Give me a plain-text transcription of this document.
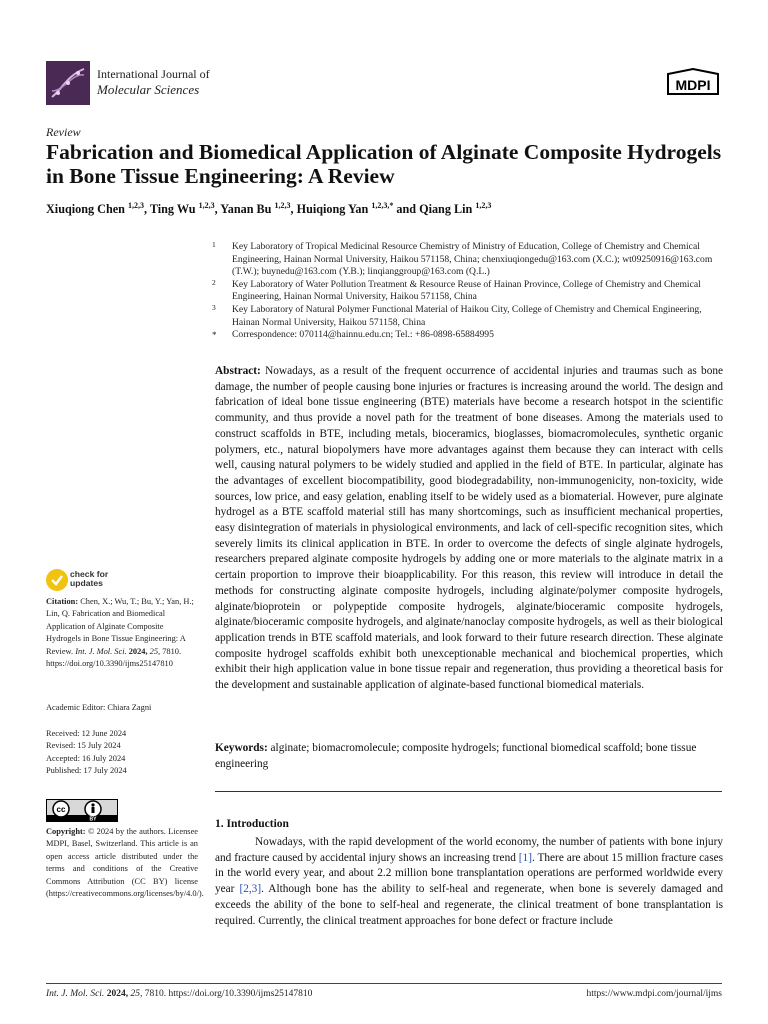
International Journal of
Molecular Sciences	MDPI
Review
Fabrication and Biomedical Application of Alginate Composite Hydrogels in Bone Tissue Engineering: A Review
Xiuqiong Chen $^{1,2,3}$, Ting Wu $^{1,2,3}$, Yanan Bu $^{1,2,3}$, Huiqiong Yan $^{1,2,3,*}$ and Qiang Lin $^{1,2,3}$
1 Key Laboratory of Tropical Medicinal Resource Chemistry of Ministry of Education, College of Chemistry and Chemical Engineering, Hainan Normal University, Haikou 571158, China; chenxiuqiongedu@163.com (X.C.); wt09250916@163.com (T.W.); buynedu@163.com (Y.B.); linqianggroup@163.com (Q.L.)
2 Key Laboratory of Water Pollution Treatment & Resource Reuse of Hainan Province, College of Chemistry and Chemical Engineering, Hainan Normal University, Haikou 571158, China
3 Key Laboratory of Natural Polymer Functional Material of Haikou City, College of Chemistry and Chemical Engineering, Hainan Normal University, Haikou 571158, China
* Correspondence: 070114@hainnu.edu.cn; Tel.: +86-0898-65884995
Abstract: Nowadays, as a result of the frequent occurrence of accidental injuries and traumas such as bone damage, the number of people causing bone injuries or fractures is increasing around the world. The design and fabrication of ideal bone tissue engineering (BTE) materials have become a research hotspot in the scientific community, and thus provide a novel path for the treatment of bone diseases. Among the materials used to construct scaffolds in BTE, including metals, bioceramics, bioglasses, biomacromolecules, synthetic organic polymers, etc., natural biopolymers have more advantages against them because they can interact with cells well, causing natural polymers to be widely studied and applied in the field of BTE. In particular, alginate has the advantages of excellent biocompatibility, good biodegradability, non-immunogenicity, non-toxicity, wide sources, low price, and easy gelation, enabling itself to be widely used as a biomaterial. However, pure alginate hydrogel as a BTE scaffold material still has many shortcomings, such as insufficient mechanical properties, easy disintegration of materials in physiological environments, and lack of cell-specific recognition sites, which severely limits its clinical application in BTE. In order to overcome the defects of single alginate hydrogels, researchers prepared alginate composite hydrogels by adding one or more materials to the alginate matrix in a certain proportion to improve their bioapplicability. For this reason, this review will introduce in detail the methods for constructing alginate composite hydrogels, including alginate/polymer composite hydrogels, alginate/bioprotein or polypeptide composite hydrogels, alginate/bioceramic composite hydrogels, alginate/bioceramic composite hydrogels, and alginate/nanoclay composite hydrogels, as well as their biological application trends in BTE scaffold materials, and look forward to their future research direction. These alginate composite hydrogel scaffolds exhibit both unexceptionable mechanical and biochemical properties, which exhibit their high application value in bone tissue repair and regeneration, thus providing a theoretical basis for the development and sustainable application of alginate-based functional biomedical materials.
Keywords: alginate; biomacromolecule; composite hydrogels; functional biomedical scaffold; bone tissue engineering
1. Introduction
Nowadays, with the rapid development of the world economy, the number of patients with bone injury and fracture caused by accidental injury shows an increasing trend [1]. There are about 15 million fracture cases in the world every year, and about 2.2 million bone transplantation operations are performed worldwide every year [2,3]. Although bone has the ability to self-heal and regenerate, when bone is severely damaged and exceeds the ability of the bone to self-heal and regenerate, the clinical treatment of bone transplantation is required. Currently, the clinical treatment approaches for bone defect or fracture include
check for
updates
Citation: Chen, X.; Wu, T.; Bu, Y.; Yan, H.; Lin, Q. Fabrication and Biomedical Application of Alginate Composite Hydrogels in Bone Tissue Engineering: A Review. Int. J. Mol. Sci. 2024, 25, 7810. https://doi.org/10.3390/ijms25147810
Academic Editor: Chiara Zagni
Received: 12 June 2024
Revised: 15 July 2024
Accepted: 16 July 2024
Published: 17 July 2024
cc
BY
Copyright: © 2024 by the authors. Licensee MDPI, Basel, Switzerland. This article is an open access article distributed under the terms and conditions of the Creative Commons Attribution (CC BY) license (https://creativecommons.org/licenses/by/4.0/).
Int. J. Mol. Sci. 2024, 25, 7810. https://doi.org/10.3390/ijms25147810	https://www.mdpi.com/journal/ijms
===============
◆ Goal of the exercise
Scan the listing above for the word "Chemistry" and show each line where it is found.

◆ Solution
1 Key Laboratory of Tropical Medicinal Resource Chemistry of Ministry of Education, College of Chemistry and Chemical Engineering, Hainan Normal University, Haikou 571158, China; chenxiuqiongedu@163.com (X.C.); wt09250916@163.com (T.W.); buynedu@163.com (Y.B.); linqianggroup@163.com (Q.L.)
2 Key Laboratory of Water Pollution Treatment & Resource Reuse of Hainan Province, College of Chemistry and Chemical Engineering, Hainan Normal University, Haikou 571158, China
3 Key Laboratory of Natural Polymer Functional Material of Haikou City, College of Chemistry and Chemical Engineering, Hainan Normal University, Haikou 571158, China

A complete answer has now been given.